━━ Exercise material
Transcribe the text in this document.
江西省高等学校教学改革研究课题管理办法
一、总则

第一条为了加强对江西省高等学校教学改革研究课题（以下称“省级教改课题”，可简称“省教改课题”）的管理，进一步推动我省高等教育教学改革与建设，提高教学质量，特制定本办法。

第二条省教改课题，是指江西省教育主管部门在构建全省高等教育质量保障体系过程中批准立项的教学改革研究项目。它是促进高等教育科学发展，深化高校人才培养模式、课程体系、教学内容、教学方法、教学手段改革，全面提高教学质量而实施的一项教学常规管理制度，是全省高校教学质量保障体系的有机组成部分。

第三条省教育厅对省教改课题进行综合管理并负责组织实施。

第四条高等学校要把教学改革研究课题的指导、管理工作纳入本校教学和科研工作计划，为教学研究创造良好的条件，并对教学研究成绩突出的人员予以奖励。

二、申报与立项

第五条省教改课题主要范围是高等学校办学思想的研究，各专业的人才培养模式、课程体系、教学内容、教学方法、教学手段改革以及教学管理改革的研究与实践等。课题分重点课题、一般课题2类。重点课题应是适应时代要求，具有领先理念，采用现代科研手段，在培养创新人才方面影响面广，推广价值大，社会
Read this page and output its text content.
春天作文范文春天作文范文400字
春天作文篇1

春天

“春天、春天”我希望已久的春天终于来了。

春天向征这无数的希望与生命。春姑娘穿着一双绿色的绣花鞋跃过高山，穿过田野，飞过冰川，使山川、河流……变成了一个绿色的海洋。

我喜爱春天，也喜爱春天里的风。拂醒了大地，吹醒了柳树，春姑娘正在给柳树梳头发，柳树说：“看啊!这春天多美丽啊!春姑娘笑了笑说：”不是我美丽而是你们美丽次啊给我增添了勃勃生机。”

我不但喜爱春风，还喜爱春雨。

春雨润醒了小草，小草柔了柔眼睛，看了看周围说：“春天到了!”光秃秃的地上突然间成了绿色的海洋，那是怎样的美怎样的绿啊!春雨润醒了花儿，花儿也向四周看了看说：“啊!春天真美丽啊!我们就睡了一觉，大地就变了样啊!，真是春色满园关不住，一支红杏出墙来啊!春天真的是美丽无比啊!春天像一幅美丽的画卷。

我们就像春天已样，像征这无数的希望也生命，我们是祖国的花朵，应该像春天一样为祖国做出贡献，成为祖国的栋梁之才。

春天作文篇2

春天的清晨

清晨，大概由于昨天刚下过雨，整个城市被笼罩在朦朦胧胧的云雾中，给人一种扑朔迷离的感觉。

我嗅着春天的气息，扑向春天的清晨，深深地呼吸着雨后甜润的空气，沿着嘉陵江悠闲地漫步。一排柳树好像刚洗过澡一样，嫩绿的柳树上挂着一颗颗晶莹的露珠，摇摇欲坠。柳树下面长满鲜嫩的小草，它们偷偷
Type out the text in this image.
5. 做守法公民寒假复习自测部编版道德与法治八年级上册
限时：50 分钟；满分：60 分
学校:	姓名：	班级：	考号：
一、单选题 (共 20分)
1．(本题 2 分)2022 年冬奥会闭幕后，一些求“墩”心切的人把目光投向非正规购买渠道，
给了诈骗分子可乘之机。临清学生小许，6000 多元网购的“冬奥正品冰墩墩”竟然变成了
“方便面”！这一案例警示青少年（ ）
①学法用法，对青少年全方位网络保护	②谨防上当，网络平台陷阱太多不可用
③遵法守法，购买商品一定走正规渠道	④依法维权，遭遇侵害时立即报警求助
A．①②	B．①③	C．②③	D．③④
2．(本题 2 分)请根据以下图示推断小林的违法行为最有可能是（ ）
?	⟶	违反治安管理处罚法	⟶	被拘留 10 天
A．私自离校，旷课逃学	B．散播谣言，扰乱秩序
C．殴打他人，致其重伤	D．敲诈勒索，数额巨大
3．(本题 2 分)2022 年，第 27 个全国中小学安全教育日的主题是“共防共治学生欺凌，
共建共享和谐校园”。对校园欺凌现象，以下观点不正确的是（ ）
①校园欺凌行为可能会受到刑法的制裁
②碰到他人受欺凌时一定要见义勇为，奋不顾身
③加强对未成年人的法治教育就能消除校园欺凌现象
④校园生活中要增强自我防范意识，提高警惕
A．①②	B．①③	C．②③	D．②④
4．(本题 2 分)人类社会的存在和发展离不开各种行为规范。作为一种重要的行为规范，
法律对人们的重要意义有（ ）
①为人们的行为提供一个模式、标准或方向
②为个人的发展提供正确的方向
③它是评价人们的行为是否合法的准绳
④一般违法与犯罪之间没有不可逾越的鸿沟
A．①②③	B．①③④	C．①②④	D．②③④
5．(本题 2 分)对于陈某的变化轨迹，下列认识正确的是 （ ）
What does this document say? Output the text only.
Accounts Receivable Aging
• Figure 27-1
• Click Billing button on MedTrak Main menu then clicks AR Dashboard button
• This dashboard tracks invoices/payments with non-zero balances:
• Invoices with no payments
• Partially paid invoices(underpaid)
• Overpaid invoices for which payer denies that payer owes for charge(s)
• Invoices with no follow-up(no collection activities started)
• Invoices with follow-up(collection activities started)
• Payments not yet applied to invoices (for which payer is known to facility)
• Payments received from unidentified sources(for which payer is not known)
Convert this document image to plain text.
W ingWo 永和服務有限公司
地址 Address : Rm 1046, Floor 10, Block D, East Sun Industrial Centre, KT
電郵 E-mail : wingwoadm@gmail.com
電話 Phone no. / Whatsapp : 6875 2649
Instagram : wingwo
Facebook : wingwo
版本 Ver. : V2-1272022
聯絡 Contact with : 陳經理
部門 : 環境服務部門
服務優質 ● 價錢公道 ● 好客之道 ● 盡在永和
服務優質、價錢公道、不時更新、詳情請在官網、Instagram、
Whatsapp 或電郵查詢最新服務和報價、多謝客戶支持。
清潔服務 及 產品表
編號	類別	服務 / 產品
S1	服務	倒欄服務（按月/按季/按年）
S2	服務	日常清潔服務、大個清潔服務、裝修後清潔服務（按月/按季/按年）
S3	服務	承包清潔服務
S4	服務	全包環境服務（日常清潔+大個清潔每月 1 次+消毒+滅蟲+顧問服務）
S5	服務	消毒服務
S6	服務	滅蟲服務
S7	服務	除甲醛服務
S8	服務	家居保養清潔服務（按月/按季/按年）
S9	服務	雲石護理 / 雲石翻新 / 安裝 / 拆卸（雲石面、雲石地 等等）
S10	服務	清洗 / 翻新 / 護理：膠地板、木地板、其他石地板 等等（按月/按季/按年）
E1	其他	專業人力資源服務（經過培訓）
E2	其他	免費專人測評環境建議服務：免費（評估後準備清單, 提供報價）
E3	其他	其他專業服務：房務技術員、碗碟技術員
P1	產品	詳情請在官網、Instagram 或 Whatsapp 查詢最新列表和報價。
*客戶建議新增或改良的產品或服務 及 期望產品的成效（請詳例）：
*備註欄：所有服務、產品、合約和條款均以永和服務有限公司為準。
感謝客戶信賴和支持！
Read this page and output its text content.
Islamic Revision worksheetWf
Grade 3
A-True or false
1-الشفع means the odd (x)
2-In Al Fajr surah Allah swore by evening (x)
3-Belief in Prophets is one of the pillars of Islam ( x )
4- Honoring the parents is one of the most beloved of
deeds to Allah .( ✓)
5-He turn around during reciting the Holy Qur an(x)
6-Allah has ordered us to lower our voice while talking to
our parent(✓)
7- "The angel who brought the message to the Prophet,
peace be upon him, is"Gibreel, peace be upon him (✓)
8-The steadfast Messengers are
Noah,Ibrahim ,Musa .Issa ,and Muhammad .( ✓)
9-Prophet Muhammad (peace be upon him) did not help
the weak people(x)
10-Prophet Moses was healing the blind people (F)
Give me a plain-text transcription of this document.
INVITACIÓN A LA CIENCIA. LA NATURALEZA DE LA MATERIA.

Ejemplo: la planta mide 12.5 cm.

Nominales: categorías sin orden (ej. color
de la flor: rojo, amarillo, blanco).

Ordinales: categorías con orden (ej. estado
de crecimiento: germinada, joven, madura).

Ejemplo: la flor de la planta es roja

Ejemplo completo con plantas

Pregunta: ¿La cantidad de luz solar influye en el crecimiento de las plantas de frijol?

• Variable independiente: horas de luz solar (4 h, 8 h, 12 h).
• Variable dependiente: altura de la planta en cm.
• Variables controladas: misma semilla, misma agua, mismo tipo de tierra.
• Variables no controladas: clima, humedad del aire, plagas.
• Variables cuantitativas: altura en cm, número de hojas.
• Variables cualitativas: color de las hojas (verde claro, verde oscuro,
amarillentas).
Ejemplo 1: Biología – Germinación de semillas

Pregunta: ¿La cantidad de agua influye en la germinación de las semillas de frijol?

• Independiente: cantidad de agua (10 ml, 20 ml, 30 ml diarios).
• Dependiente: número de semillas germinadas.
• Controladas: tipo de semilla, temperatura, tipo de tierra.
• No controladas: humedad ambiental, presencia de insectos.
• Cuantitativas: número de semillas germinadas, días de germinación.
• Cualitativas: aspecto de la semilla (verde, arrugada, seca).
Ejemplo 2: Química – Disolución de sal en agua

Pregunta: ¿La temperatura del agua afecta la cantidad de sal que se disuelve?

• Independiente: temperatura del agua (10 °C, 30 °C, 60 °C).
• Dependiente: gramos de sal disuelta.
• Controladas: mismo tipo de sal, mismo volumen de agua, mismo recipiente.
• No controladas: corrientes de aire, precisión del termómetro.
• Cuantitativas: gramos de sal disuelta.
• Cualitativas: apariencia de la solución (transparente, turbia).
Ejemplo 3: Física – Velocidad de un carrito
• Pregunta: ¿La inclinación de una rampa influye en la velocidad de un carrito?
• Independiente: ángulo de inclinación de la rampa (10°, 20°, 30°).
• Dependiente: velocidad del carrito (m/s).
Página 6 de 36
━━━━
Required work | Pick out all the lines with the word "categorías" in them and copy them.

The output |
Nominales: categorías sin orden (ej. color
Ordinales: categorías con orden (ej. estado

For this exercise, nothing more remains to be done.